Records excerpted from a collection
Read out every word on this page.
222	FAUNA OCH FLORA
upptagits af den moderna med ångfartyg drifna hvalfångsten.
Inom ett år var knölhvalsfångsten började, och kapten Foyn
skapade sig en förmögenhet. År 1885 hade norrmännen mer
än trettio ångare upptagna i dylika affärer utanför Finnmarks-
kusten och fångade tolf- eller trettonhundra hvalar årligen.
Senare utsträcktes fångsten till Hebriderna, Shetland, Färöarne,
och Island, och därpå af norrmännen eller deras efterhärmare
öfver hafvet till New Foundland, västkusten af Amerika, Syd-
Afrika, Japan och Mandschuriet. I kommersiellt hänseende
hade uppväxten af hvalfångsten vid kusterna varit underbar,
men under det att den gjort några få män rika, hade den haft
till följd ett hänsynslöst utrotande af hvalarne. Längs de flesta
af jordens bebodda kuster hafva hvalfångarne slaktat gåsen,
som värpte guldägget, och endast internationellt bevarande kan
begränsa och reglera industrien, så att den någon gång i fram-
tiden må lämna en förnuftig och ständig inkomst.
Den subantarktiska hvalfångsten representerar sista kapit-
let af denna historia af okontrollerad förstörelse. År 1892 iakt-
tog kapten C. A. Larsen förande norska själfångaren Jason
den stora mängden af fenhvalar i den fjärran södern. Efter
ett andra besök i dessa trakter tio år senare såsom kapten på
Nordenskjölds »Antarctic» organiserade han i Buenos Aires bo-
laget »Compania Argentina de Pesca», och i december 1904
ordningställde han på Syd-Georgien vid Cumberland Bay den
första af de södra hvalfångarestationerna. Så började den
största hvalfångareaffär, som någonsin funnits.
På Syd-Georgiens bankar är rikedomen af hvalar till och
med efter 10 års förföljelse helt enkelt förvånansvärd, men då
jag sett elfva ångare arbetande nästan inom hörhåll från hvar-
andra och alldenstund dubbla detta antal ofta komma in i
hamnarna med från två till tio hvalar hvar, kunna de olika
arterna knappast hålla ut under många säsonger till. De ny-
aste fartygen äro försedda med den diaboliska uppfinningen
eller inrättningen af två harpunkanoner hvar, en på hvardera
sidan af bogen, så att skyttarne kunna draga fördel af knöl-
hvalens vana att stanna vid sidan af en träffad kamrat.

__WHAT NEEDS TO BE DONE__: Write out the data again, exactly and in full.

__ANSWER TO THE EXERCISE__:
Read out every word on this page.
222	FAUNA OCH FLORA
upptagits af den moderna med ångfartyg drifna hvalfångsten.
Inom ett år var knölhvalsfångsten började, och kapten Foyn
skapade sig en förmögenhet. År 1885 hade norrmännen mer
än trettio ångare upptagna i dylika affärer utanför Finnmarks-
kusten och fångade tolf- eller trettonhundra hvalar årligen.
Senare utsträcktes fångsten till Hebriderna, Shetland, Färöarne,
och Island, och därpå af norrmännen eller deras efterhärmare
öfver hafvet till New Foundland, västkusten af Amerika, Syd-
Afrika, Japan och Mandschuriet. I kommersiellt hänseende
hade uppväxten af hvalfångsten vid kusterna varit underbar,
men under det att den gjort några få män rika, hade den haft
till följd ett hänsynslöst utrotande af hvalarne. Längs de flesta
af jordens bebodda kuster hafva hvalfångarne slaktat gåsen,
som värpte guldägget, och endast internationellt bevarande kan
begränsa och reglera industrien, så att den någon gång i fram-
tiden må lämna en förnuftig och ständig inkomst.
Den subantarktiska hvalfångsten representerar sista kapit-
let af denna historia af okontrollerad förstörelse. År 1892 iakt-
tog kapten C. A. Larsen förande norska själfångaren Jason
den stora mängden af fenhvalar i den fjärran södern. Efter
ett andra besök i dessa trakter tio år senare såsom kapten på
Nordenskjölds »Antarctic» organiserade han i Buenos Aires bo-
laget »Compania Argentina de Pesca», och i december 1904
ordningställde han på Syd-Georgien vid Cumberland Bay den
första af de södra hvalfångarestationerna. Så började den
största hvalfångareaffär, som någonsin funnits.
På Syd-Georgiens bankar är rikedomen af hvalar till och
med efter 10 års förföljelse helt enkelt förvånansvärd, men då
jag sett elfva ångare arbetande nästan inom hörhåll från hvar-
andra och alldenstund dubbla detta antal ofta komma in i
hamnarna med från två till tio hvalar hvar, kunna de olika
arterna knappast hålla ut under många säsonger till. De ny-
aste fartygen äro försedda med den diaboliska uppfinningen
eller inrättningen af två harpunkanoner hvar, en på hvardera
sidan af bogen, så att skyttarne kunna draga fördel af knöl-
hvalens vana att stanna vid sidan af en träffad kamrat.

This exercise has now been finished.